→ Instructions for the task
From the entries below, copy every line holding the word "true".

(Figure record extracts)

--*--

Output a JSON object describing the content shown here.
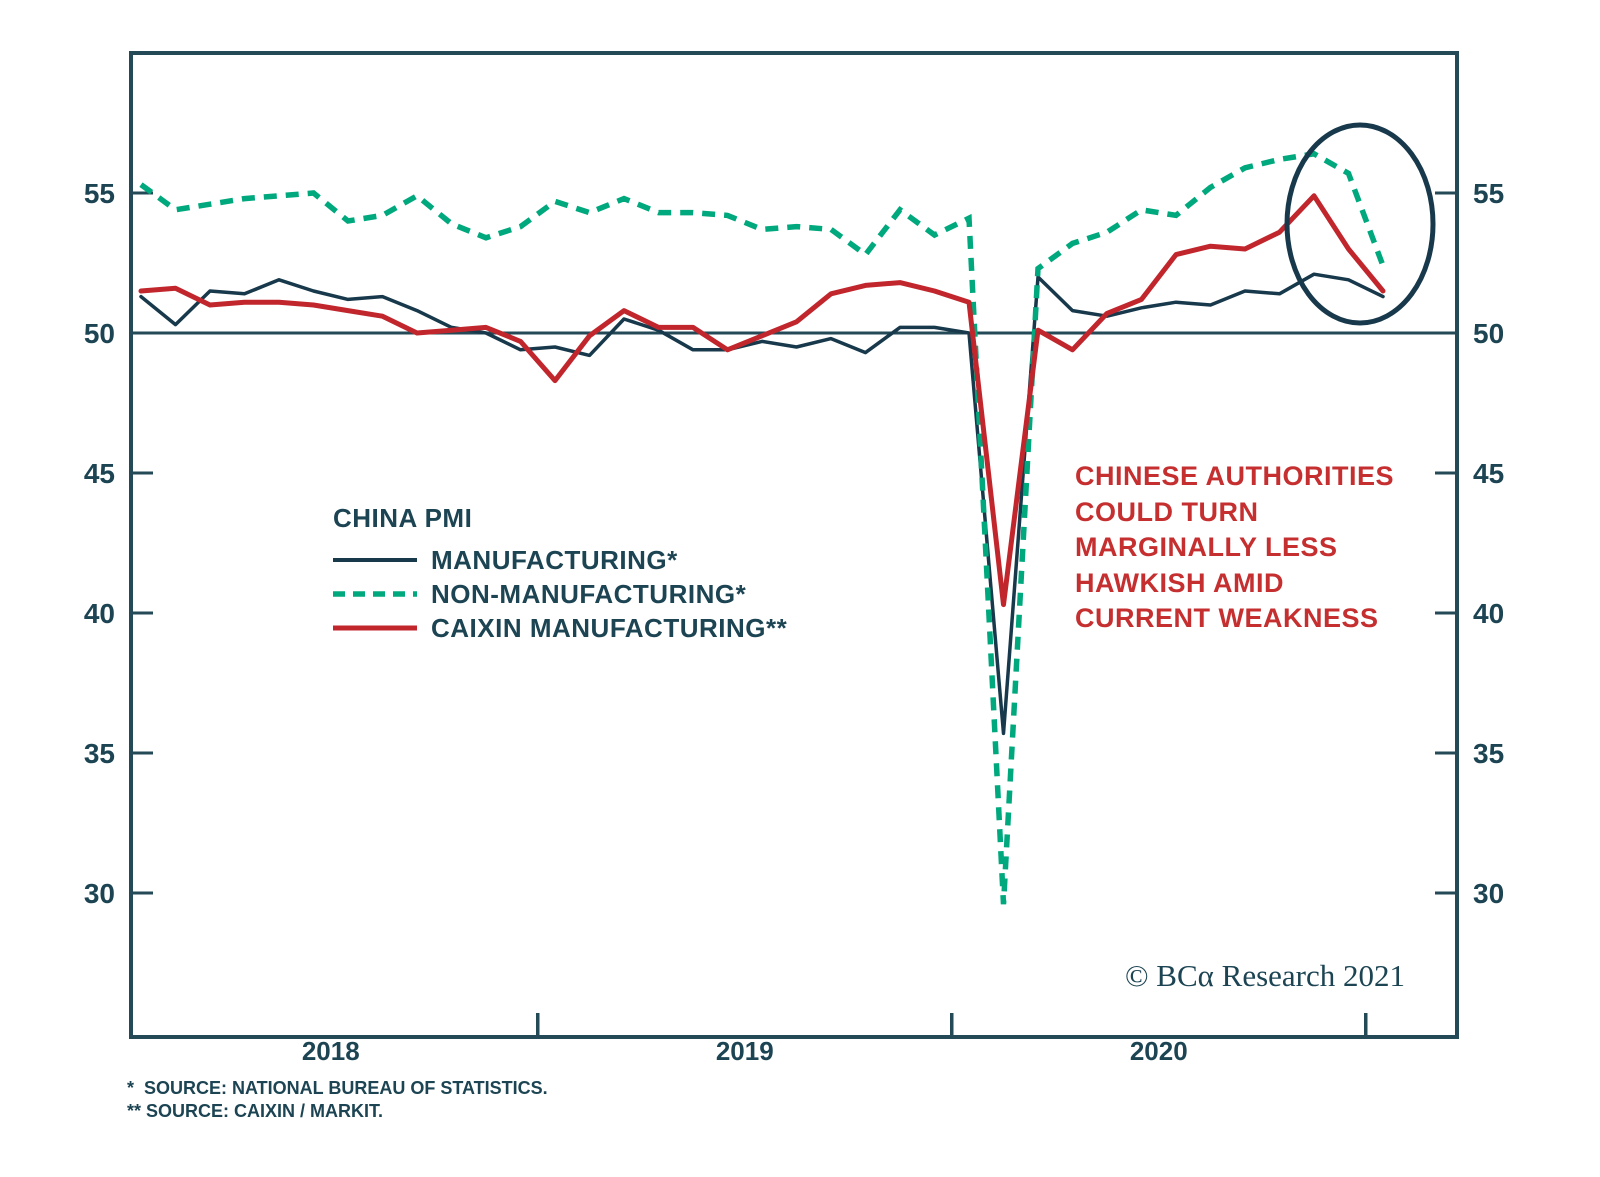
{
  "chart_data": {
    "type": "line",
    "title": "CHINA PMI",
    "x": [
      "2018-01",
      "2018-02",
      "2018-03",
      "2018-04",
      "2018-05",
      "2018-06",
      "2018-07",
      "2018-08",
      "2018-09",
      "2018-10",
      "2018-11",
      "2018-12",
      "2019-01",
      "2019-02",
      "2019-03",
      "2019-04",
      "2019-05",
      "2019-06",
      "2019-07",
      "2019-08",
      "2019-09",
      "2019-10",
      "2019-11",
      "2019-12",
      "2020-01",
      "2020-02",
      "2020-03",
      "2020-04",
      "2020-05",
      "2020-06",
      "2020-07",
      "2020-08",
      "2020-09",
      "2020-10",
      "2020-11",
      "2020-12",
      "2021-01"
    ],
    "series": [
      {
        "name": "MANUFACTURING*",
        "color_key": "navy",
        "line_style": "solid",
        "line_width": 3.5,
        "values": [
          51.3,
          50.3,
          51.5,
          51.4,
          51.9,
          51.5,
          51.2,
          51.3,
          50.8,
          50.2,
          50.0,
          49.4,
          49.5,
          49.2,
          50.5,
          50.1,
          49.4,
          49.4,
          49.7,
          49.5,
          49.8,
          49.3,
          50.2,
          50.2,
          50.0,
          35.7,
          52.0,
          50.8,
          50.6,
          50.9,
          51.1,
          51.0,
          51.5,
          51.4,
          52.1,
          51.9,
          51.3
        ]
      },
      {
        "name": "NON-MANUFACTURING*",
        "color_key": "green",
        "line_style": "dashed",
        "line_width": 5.5,
        "values": [
          55.3,
          54.4,
          54.6,
          54.8,
          54.9,
          55.0,
          54.0,
          54.2,
          54.9,
          53.9,
          53.4,
          53.8,
          54.7,
          54.3,
          54.8,
          54.3,
          54.3,
          54.2,
          53.7,
          53.8,
          53.7,
          52.8,
          54.4,
          53.5,
          54.1,
          29.6,
          52.3,
          53.2,
          53.6,
          54.4,
          54.2,
          55.2,
          55.9,
          56.2,
          56.4,
          55.7,
          52.4
        ]
      },
      {
        "name": "CAIXIN MANUFACTURING**",
        "color_key": "red",
        "line_style": "solid",
        "line_width": 5,
        "values": [
          51.5,
          51.6,
          51.0,
          51.1,
          51.1,
          51.0,
          50.8,
          50.6,
          50.0,
          50.1,
          50.2,
          49.7,
          48.3,
          49.9,
          50.8,
          50.2,
          50.2,
          49.4,
          49.9,
          50.4,
          51.4,
          51.7,
          51.8,
          51.5,
          51.1,
          40.3,
          50.1,
          49.4,
          50.7,
          51.2,
          52.8,
          53.1,
          53.0,
          53.6,
          54.9,
          53.0,
          51.5
        ]
      }
    ],
    "ylim": [
      25,
      60
    ],
    "y_ticks": [
      55,
      50,
      45,
      40,
      35,
      30
    ],
    "y_ticks_both_sides": true,
    "x_year_labels": [
      "2018",
      "2019",
      "2020"
    ],
    "reference_line": 50,
    "grid": false,
    "legend_position": "center-left",
    "highlight_circle_on_latest_points": true
  },
  "legend": {
    "title": "CHINA PMI",
    "items": [
      {
        "label": "MANUFACTURING*"
      },
      {
        "label": "NON-MANUFACTURING*"
      },
      {
        "label": "CAIXIN MANUFACTURING**"
      }
    ]
  },
  "annotation": {
    "lines": [
      "CHINESE AUTHORITIES",
      "COULD TURN",
      "MARGINALLY LESS",
      "HAWKISH AMID",
      "CURRENT WEAKNESS"
    ]
  },
  "watermark": "© BCα Research 2021",
  "footnotes": [
    "*  SOURCE: NATIONAL BUREAU OF STATISTICS.",
    "** SOURCE: CAIXIN / MARKIT."
  ],
  "colors": {
    "navy": "#17394b",
    "green": "#00a87d",
    "red": "#c1262d",
    "axis": "#254a57",
    "text": "#1c4453",
    "annotation_red": "#c52f30",
    "background": "#ffffff"
  }
}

--*--

→ Task answer
    "y_ticks_both_sides": true,
    "highlight_circle_on_latest_points": true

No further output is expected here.